• [TASK]
Copy out every record below with complete accuracy.

• [STORED RECORDS]

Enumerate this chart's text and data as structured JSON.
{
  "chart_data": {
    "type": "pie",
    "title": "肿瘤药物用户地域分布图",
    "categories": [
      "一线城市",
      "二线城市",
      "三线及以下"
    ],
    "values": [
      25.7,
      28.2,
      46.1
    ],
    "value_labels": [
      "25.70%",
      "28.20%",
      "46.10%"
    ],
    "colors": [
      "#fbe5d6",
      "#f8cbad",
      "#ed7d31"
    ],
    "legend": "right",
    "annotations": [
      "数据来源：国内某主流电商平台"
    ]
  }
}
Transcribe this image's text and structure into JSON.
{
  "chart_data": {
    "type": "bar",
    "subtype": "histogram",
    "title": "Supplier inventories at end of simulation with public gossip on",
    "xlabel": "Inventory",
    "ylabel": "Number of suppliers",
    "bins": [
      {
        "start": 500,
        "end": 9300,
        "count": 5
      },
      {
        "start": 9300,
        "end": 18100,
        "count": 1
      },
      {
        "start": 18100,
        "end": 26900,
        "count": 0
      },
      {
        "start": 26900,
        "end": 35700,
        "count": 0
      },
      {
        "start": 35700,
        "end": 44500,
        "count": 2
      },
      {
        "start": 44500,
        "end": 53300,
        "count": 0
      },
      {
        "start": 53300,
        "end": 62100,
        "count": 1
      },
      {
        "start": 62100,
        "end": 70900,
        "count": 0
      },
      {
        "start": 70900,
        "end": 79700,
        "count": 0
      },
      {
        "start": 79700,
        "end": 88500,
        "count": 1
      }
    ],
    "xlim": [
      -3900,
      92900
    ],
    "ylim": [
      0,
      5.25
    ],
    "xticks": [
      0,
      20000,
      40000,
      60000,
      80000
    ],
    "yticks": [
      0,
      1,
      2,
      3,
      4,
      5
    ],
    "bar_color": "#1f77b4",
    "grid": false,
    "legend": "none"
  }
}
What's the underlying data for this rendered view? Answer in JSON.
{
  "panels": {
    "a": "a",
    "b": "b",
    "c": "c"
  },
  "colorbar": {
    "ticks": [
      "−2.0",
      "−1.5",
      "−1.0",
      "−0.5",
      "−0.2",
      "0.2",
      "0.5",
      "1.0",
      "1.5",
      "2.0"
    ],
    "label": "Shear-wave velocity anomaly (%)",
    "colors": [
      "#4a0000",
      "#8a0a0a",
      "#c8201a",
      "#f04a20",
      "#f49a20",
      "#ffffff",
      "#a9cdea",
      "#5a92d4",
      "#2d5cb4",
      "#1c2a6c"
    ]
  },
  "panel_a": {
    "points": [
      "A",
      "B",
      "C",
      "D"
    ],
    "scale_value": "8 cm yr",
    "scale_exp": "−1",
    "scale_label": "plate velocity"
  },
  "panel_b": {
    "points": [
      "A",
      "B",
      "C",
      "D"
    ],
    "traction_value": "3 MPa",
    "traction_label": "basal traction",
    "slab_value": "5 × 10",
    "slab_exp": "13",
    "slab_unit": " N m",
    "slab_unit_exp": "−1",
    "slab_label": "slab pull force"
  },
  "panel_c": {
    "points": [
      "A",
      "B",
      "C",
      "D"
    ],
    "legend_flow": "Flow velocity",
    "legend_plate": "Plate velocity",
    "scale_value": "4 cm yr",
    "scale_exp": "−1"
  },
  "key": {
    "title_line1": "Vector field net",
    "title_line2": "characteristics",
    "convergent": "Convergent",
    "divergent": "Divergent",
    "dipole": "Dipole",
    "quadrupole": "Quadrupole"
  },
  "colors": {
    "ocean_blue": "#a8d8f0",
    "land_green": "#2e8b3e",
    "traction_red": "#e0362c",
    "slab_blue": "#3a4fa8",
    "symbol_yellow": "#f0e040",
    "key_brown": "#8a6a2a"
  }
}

• [SOLUTION TO THIS EXERCISE]
Enumerate this chart's text and data as structured JSON.
{
  "chart_data": {
    "type": "pie",
    "title": "肿瘤药物用户地域分布图",
    "categories": [
      "一线城市",
      "二线城市",
      "三线及以下"
    ],
    "values": [
      25.7,
      28.2,
      46.1
    ],
    "value_labels": [
      "25.70%",
      "28.20%",
      "46.10%"
    ],
    "colors": [
      "#fbe5d6",
      "#f8cbad",
      "#ed7d31"
    ],
    "legend": "right",
    "annotations": [
      "数据来源：国内某主流电商平台"
    ]
  }
}
Transcribe this image's text and structure into JSON.
{
  "chart_data": {
    "type": "bar",
    "subtype": "histogram",
    "title": "Supplier inventories at end of simulation with public gossip on",
    "xlabel": "Inventory",
    "ylabel": "Number of suppliers",
    "bins": [
      {
        "start": 500,
        "end": 9300,
        "count": 5
      },
      {
        "start": 9300,
        "end": 18100,
        "count": 1
      },
      {
        "start": 18100,
        "end": 26900,
        "count": 0
      },
      {
        "start": 26900,
        "end": 35700,
        "count": 0
      },
      {
        "start": 35700,
        "end": 44500,
        "count": 2
      },
      {
        "start": 44500,
        "end": 53300,
        "count": 0
      },
      {
        "start": 53300,
        "end": 62100,
        "count": 1
      },
      {
        "start": 62100,
        "end": 70900,
        "count": 0
      },
      {
        "start": 70900,
        "end": 79700,
        "count": 0
      },
      {
        "start": 79700,
        "end": 88500,
        "count": 1
      }
    ],
    "xlim": [
      -3900,
      92900
    ],
    "ylim": [
      0,
      5.25
    ],
    "xticks": [
      0,
      20000,
      40000,
      60000,
      80000
    ],
    "yticks": [
      0,
      1,
      2,
      3,
      4,
      5
    ],
    "bar_color": "#1f77b4",
    "grid": false,
    "legend": "none"
  }
}
What's the underlying data for this rendered view? Answer in JSON.
{
  "panels": {
    "a": "a",
    "b": "b",
    "c": "c"
  },
  "colorbar": {
    "ticks": [
      "−2.0",
      "−1.5",
      "−1.0",
      "−0.5",
      "−0.2",
      "0.2",
      "0.5",
      "1.0",
      "1.5",
      "2.0"
    ],
    "label": "Shear-wave velocity anomaly (%)",
    "colors": [
      "#4a0000",
      "#8a0a0a",
      "#c8201a",
      "#f04a20",
      "#f49a20",
      "#ffffff",
      "#a9cdea",
      "#5a92d4",
      "#2d5cb4",
      "#1c2a6c"
    ]
  },
  "panel_a": {
    "points": [
      "A",
      "B",
      "C",
      "D"
    ],
    "scale_value": "8 cm yr",
    "scale_exp": "−1",
    "scale_label": "plate velocity"
  },
  "panel_b": {
    "points": [
      "A",
      "B",
      "C",
      "D"
    ],
    "traction_value": "3 MPa",
    "traction_label": "basal traction",
    "slab_value": "5 × 10",
    "slab_exp": "13",
    "slab_unit": " N m",
    "slab_unit_exp": "−1",
    "slab_label": "slab pull force"
  },
  "panel_c": {
    "points": [
      "A",
      "B",
      "C",
      "D"
    ],
    "legend_flow": "Flow velocity",
    "legend_plate": "Plate velocity",
    "scale_value": "4 cm yr",
    "scale_exp": "−1"
  },
  "key": {
    "title_line1": "Vector field net",
    "title_line2": "characteristics",
    "convergent": "Convergent",
    "divergent": "Divergent",
    "dipole": "Dipole",
    "quadrupole": "Quadrupole"
  },
  "colors": {
    "ocean_blue": "#a8d8f0",
    "land_green": "#2e8b3e",
    "traction_red": "#e0362c",
    "slab_blue": "#3a4fa8",
    "symbol_yellow": "#f0e040",
    "key_brown": "#8a6a2a"
  }
}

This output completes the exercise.